**EXERCISE DESCRIPTION**
Your task is to copy the material exactly.
— BEGIN SUPPLIED DATA —
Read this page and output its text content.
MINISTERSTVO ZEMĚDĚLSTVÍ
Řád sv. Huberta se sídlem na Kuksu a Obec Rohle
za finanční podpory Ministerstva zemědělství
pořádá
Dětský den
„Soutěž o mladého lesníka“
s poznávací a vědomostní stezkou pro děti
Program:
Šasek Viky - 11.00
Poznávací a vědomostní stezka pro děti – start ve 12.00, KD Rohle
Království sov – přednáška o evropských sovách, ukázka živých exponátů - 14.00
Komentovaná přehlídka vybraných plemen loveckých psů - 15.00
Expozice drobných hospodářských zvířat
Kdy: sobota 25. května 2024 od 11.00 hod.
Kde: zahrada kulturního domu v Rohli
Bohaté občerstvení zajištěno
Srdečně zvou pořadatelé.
— END SUPPLIED DATA —
**COMPLETE OUTPUT**
Read this page and output its text content.
MINISTERSTVO ZEMĚDĚLSTVÍ
Řád sv. Huberta se sídlem na Kuksu a Obec Rohle
za finanční podpory Ministerstva zemědělství
pořádá
Dětský den
„Soutěž o mladého lesníka“
s poznávací a vědomostní stezkou pro děti
Program:
Šasek Viky - 11.00
Poznávací a vědomostní stezka pro děti – start ve 12.00, KD Rohle
Království sov – přednáška o evropských sovách, ukázka živých exponátů - 14.00
Komentovaná přehlídka vybraných plemen loveckých psů - 15.00
Expozice drobných hospodářských zvířat
Kdy: sobota 25. května 2024 od 11.00 hod.
Kde: zahrada kulturního domu v Rohli
Bohaté občerstvení zajištěno
Srdečně zvou pořadatelé.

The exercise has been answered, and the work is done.